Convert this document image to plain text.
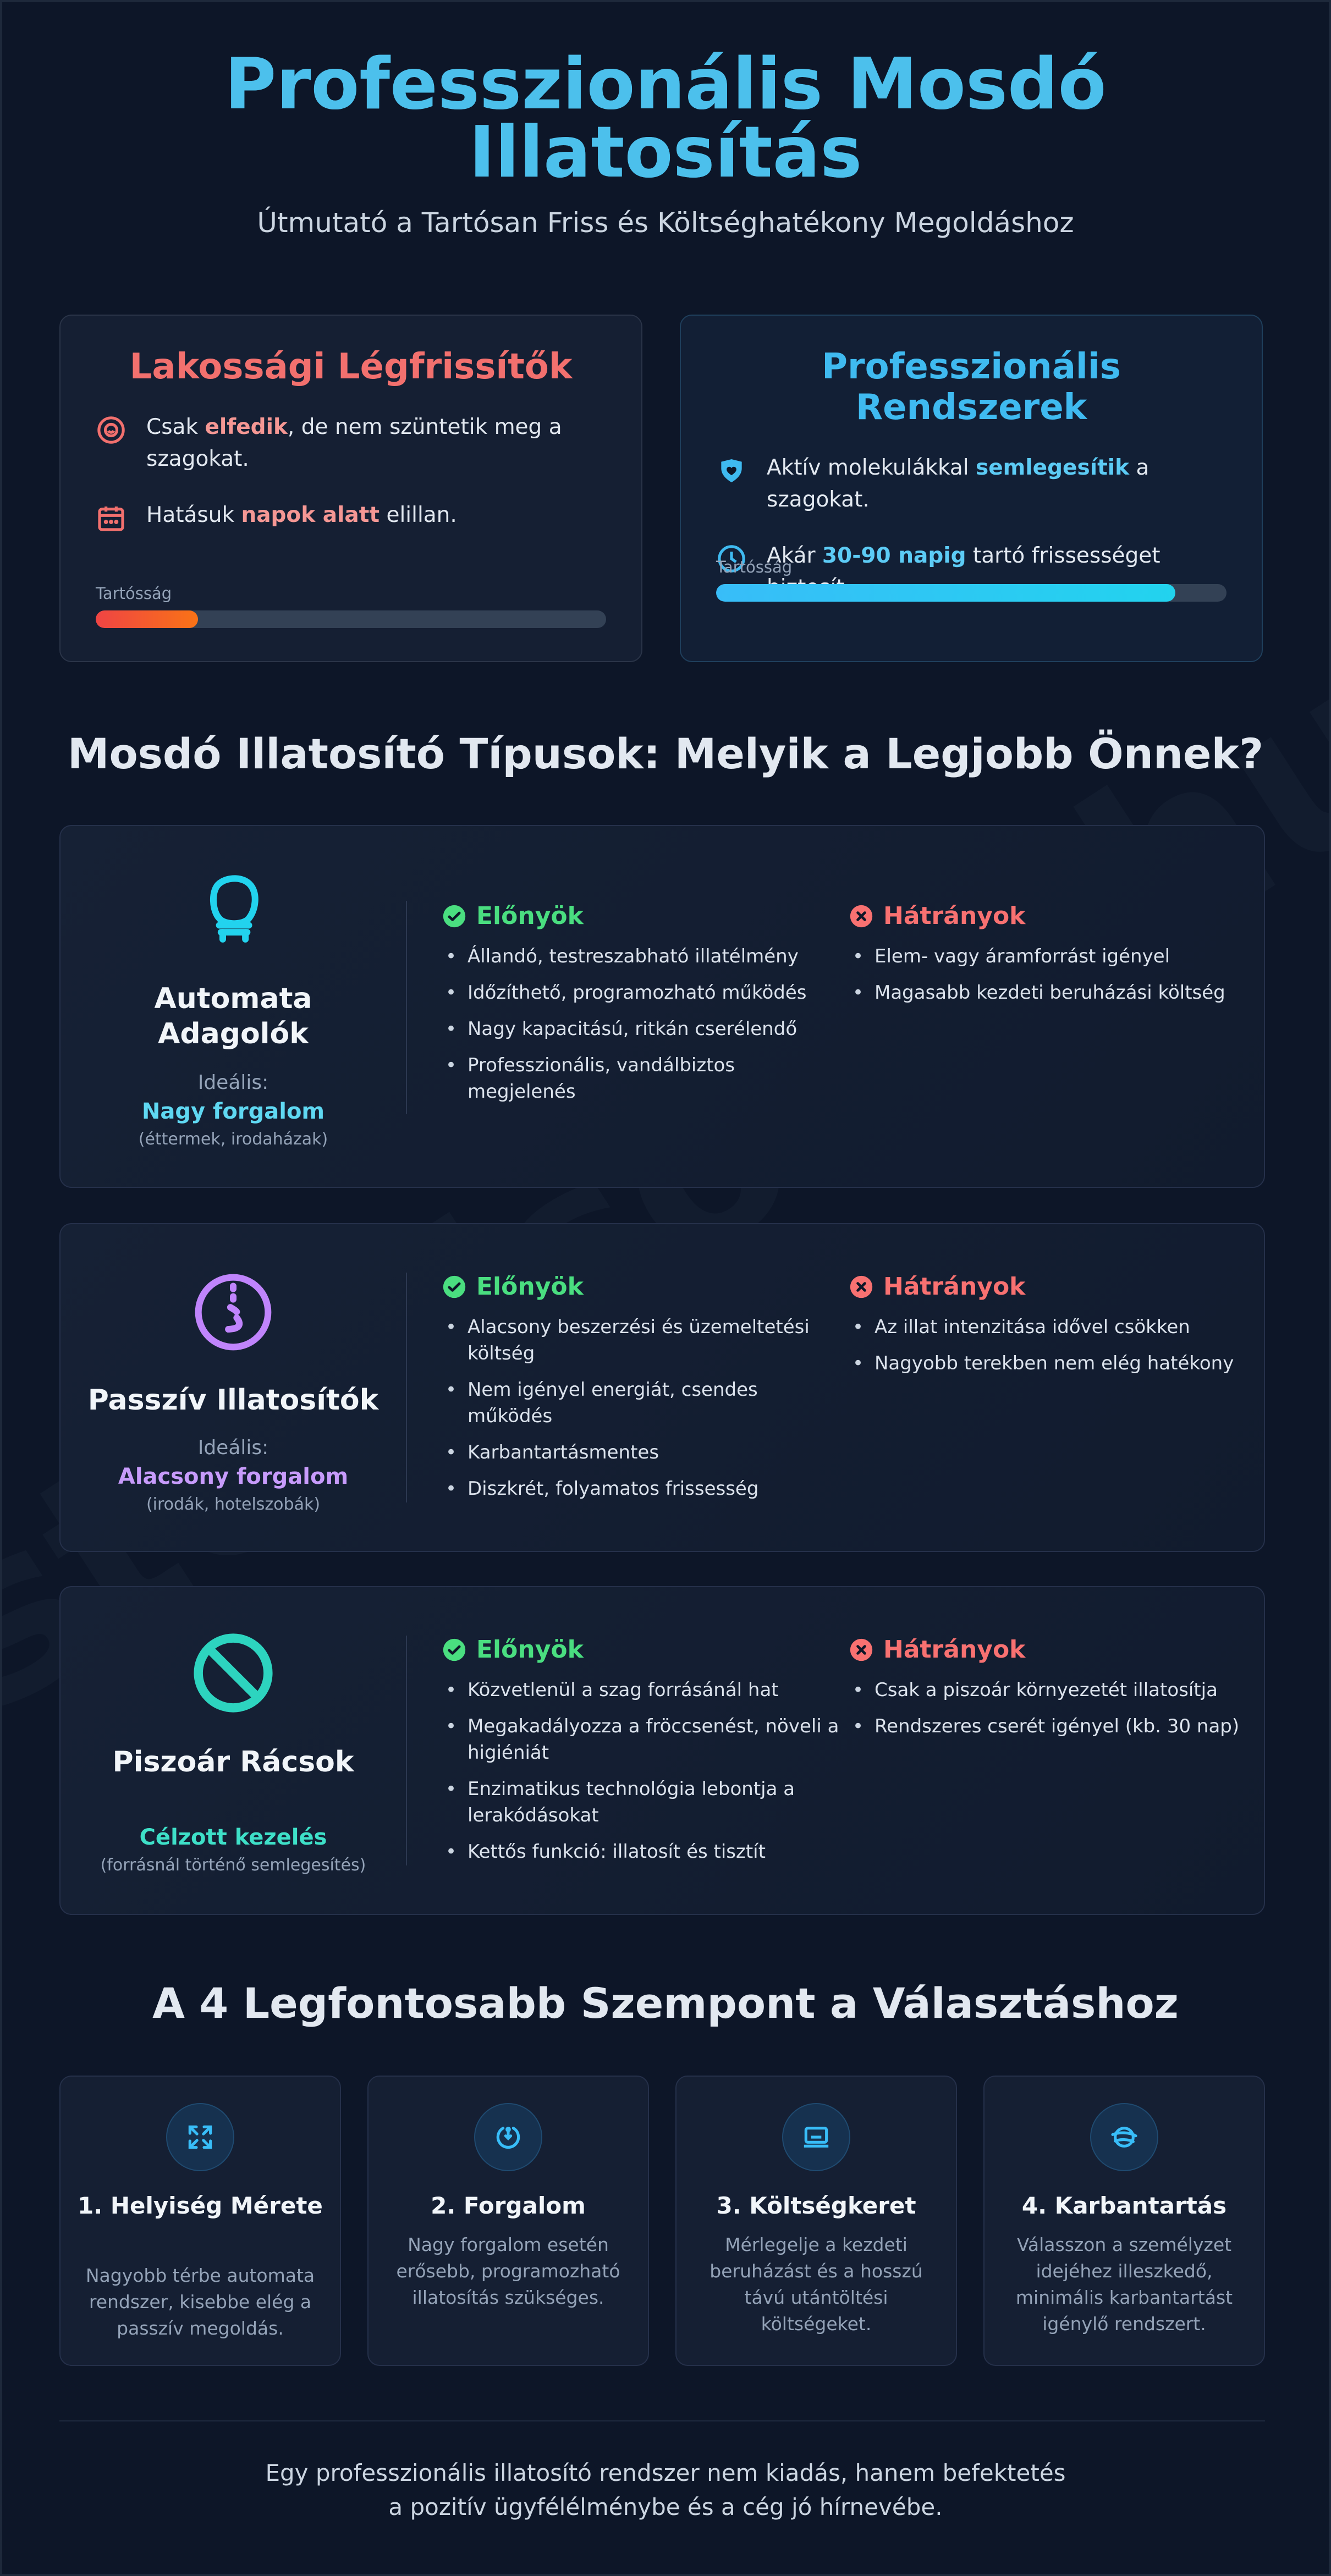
Professzionális Mosdó
Illatosítás
Útmutató a Tartósan Friss és Költséghatékony Megoldáshoz
Lakossági Légfrissítők
Csak elfedik, de nem szüntetik meg a szagokat.
Hatásuk napok alatt elillan.
Tartósság
Professzionális Rendszerek
Aktív molekulákkal semlegesítik a szagokat.
Akár 30-90 napig tartó frissességet
Tartósság
Mosdó Illatosító Típusok: Melyik a Legjobb Önnek?
Automata Adagolók
Ideális:
Nagy forgalom
(éttermek, irodaházak)
Előnyök
• Állandó, testreszabható illatélmény
• Időzíthető, programozható működés
• Nagy kapacitású, ritkán cserélendő
• Professzionális, vandálbiztos megjelenés
Hátrányok
• Elem- vagy áramforrást igényel
• Magasabb kezdeti beruházási költség
Passzív Illatosítók
Ideális:
Alacsony forgalom
(irodák, hotelszobák)
Előnyök
• Alacsony beszerzési és üzemeltetési költség
• Nem igényel energiát, csendes működés
• Karbantartásmentes
• Diszkrét, folyamatos frissesség
Hátrányok
• Az illat intenzitása idővel csökken
• Nagyobb terekben nem elég hatékony
Piszoár Rácsok
Célzott kezelés
(forrásnál történő semlegesítés)
Előnyök
• Közvetlenül a szag forrásánál hat
• Megakadályozza a fröccsenést, növeli a higiéniát
• Enzimatikus technológia lebontja a lerakódásokat
• Kettős funkció: illatosít és tisztít
Hátrányok
• Csak a piszoár környezetét illatosítja
• Rendszeres cserét igényel (kb. 30 nap)
A 4 Legfontosabb Szempont a Választáshoz
1. Helyiség Mérete

Nagyobb térbe automata rendszer, kisebbe elég a passzív megoldás.

2. Forgalom

Nagy forgalom esetén erősebb, programozható illatosítás szükséges.

3. Költségkeret

Mérlegelje a kezdeti beruházást és a hosszú távú utántöltési költségeket.

4. Karbantartás

Válasszon a személyzet idejéhez illeszkedő, minimális karbantartást igénylő rendszert.

Egy professzionális illatosító rendszer nem kiadás, hanem befektetés
a pozitív ügyfélélménybe és a cég jó hírnevébe.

▶ Do this:
Scan the material above. Return every line containing the string "elég".

▶ Result of this task:
• Nagyobb terekben nem elég hatékony
Nagyobb térbe automata rendszer, kisebbe elég a passzív megoldás.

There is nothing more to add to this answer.